- _YOUR TASK_
Retype all the records with nothing changed.

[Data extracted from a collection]
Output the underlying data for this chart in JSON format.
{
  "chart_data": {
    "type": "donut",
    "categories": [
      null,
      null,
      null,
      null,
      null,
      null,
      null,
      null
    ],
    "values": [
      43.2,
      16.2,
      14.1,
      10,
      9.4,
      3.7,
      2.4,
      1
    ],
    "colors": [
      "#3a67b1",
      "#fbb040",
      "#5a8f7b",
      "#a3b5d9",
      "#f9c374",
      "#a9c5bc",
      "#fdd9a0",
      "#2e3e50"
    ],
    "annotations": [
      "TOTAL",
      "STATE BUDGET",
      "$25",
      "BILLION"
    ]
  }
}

- _REPLY TO THE EXERCISE_
Output the underlying data for this chart in JSON format.
{
  "chart_data": {
    "type": "donut",
    "categories": [
      null,
      null,
      null,
      null,
      null,
      null,
      null,
      null
    ],
    "values": [
      43.2,
      16.2,
      14.1,
      10,
      9.4,
      3.7,
      2.4,
      1
    ],
    "colors": [
      "#3a67b1",
      "#fbb040",
      "#5a8f7b",
      "#a3b5d9",
      "#f9c374",
      "#a9c5bc",
      "#fdd9a0",
      "#2e3e50"
    ],
    "annotations": [
      "TOTAL",
      "STATE BUDGET",
      "$25",
      "BILLION"
    ]
  }
}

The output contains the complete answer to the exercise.